** start of Extracted data **

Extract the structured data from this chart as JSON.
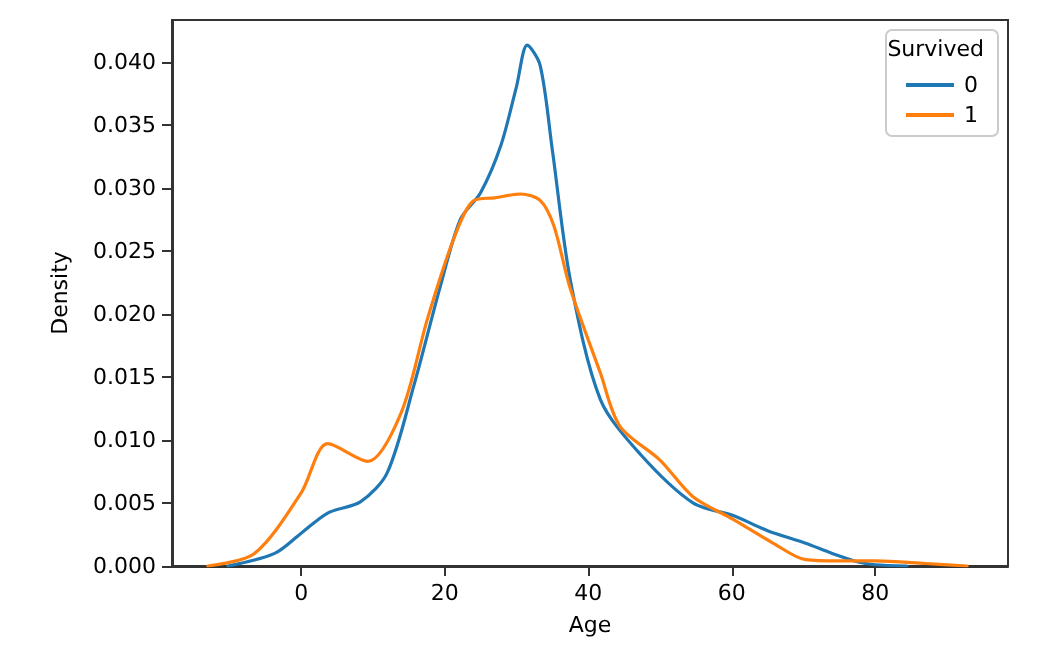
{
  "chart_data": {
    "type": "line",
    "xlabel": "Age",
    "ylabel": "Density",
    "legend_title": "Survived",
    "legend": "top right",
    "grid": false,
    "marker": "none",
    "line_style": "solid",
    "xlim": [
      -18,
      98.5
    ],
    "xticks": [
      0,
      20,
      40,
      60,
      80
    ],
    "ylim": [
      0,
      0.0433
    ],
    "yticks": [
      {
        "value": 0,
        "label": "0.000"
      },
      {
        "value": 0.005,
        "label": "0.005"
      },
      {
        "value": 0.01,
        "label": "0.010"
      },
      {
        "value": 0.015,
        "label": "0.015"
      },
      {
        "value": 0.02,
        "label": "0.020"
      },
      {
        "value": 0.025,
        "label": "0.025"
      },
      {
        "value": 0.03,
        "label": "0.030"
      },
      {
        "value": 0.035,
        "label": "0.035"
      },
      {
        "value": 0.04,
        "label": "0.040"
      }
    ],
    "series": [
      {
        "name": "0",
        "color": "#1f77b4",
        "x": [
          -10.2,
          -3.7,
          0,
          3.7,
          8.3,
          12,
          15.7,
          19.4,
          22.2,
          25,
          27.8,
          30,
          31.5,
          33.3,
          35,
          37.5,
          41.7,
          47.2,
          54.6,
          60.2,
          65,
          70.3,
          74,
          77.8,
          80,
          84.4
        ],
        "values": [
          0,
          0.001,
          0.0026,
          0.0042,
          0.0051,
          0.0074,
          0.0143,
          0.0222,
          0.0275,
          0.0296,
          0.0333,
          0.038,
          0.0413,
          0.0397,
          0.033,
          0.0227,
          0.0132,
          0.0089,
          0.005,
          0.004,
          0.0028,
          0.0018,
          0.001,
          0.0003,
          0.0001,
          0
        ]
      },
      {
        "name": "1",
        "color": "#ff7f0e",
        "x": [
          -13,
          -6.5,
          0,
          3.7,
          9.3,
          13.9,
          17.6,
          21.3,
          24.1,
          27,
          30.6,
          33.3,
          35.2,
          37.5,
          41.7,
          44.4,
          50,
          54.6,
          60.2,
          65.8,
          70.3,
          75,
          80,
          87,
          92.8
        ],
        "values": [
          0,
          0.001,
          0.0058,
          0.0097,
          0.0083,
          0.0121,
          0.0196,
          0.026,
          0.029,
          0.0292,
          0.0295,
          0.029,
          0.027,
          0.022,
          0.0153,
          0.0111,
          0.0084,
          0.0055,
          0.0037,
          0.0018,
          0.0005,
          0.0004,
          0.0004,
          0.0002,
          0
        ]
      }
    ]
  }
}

** end of Extracted data **

> [Description of the task]: Write out every record above exactly as it stands, but leave out the pictures.

> [Exercise output]:
Extract the structured data from this chart as JSON.
{
  "chart_data": {
    "type": "line",
    "xlabel": "Age",
    "ylabel": "Density",
    "legend_title": "Survived",
    "legend": "top right",
    "grid": false,
    "marker": "none",
    "line_style": "solid",
    "xlim": [
      -18,
      98.5
    ],
    "xticks": [
      0,
      20,
      40,
      60,
      80
    ],
    "ylim": [
      0,
      0.0433
    ],
    "yticks": [
      {
        "value": 0,
        "label": "0.000"
      },
      {
        "value": 0.005,
        "label": "0.005"
      },
      {
        "value": 0.01,
        "label": "0.010"
      },
      {
        "value": 0.015,
        "label": "0.015"
      },
      {
        "value": 0.02,
        "label": "0.020"
      },
      {
        "value": 0.025,
        "label": "0.025"
      },
      {
        "value": 0.03,
        "label": "0.030"
      },
      {
        "value": 0.035,
        "label": "0.035"
      },
      {
        "value": 0.04,
        "label": "0.040"
      }
    ],
    "series": [
      {
        "name": "0",
        "color": "#1f77b4",
        "x": [
          -10.2,
          -3.7,
          0,
          3.7,
          8.3,
          12,
          15.7,
          19.4,
          22.2,
          25,
          27.8,
          30,
          31.5,
          33.3,
          35,
          37.5,
          41.7,
          47.2,
          54.6,
          60.2,
          65,
          70.3,
          74,
          77.8,
          80,
          84.4
        ],
        "values": [
          0,
          0.001,
          0.0026,
          0.0042,
          0.0051,
          0.0074,
          0.0143,
          0.0222,
          0.0275,
          0.0296,
          0.0333,
          0.038,
          0.0413,
          0.0397,
          0.033,
          0.0227,
          0.0132,
          0.0089,
          0.005,
          0.004,
          0.0028,
          0.0018,
          0.001,
          0.0003,
          0.0001,
          0
        ]
      },
      {
        "name": "1",
        "color": "#ff7f0e",
        "x": [
          -13,
          -6.5,
          0,
          3.7,
          9.3,
          13.9,
          17.6,
          21.3,
          24.1,
          27,
          30.6,
          33.3,
          35.2,
          37.5,
          41.7,
          44.4,
          50,
          54.6,
          60.2,
          65.8,
          70.3,
          75,
          80,
          87,
          92.8
        ],
        "values": [
          0,
          0.001,
          0.0058,
          0.0097,
          0.0083,
          0.0121,
          0.0196,
          0.026,
          0.029,
          0.0292,
          0.0295,
          0.029,
          0.027,
          0.022,
          0.0153,
          0.0111,
          0.0084,
          0.0055,
          0.0037,
          0.0018,
          0.0005,
          0.0004,
          0.0004,
          0.0002,
          0
        ]
      }
    ]
  }
}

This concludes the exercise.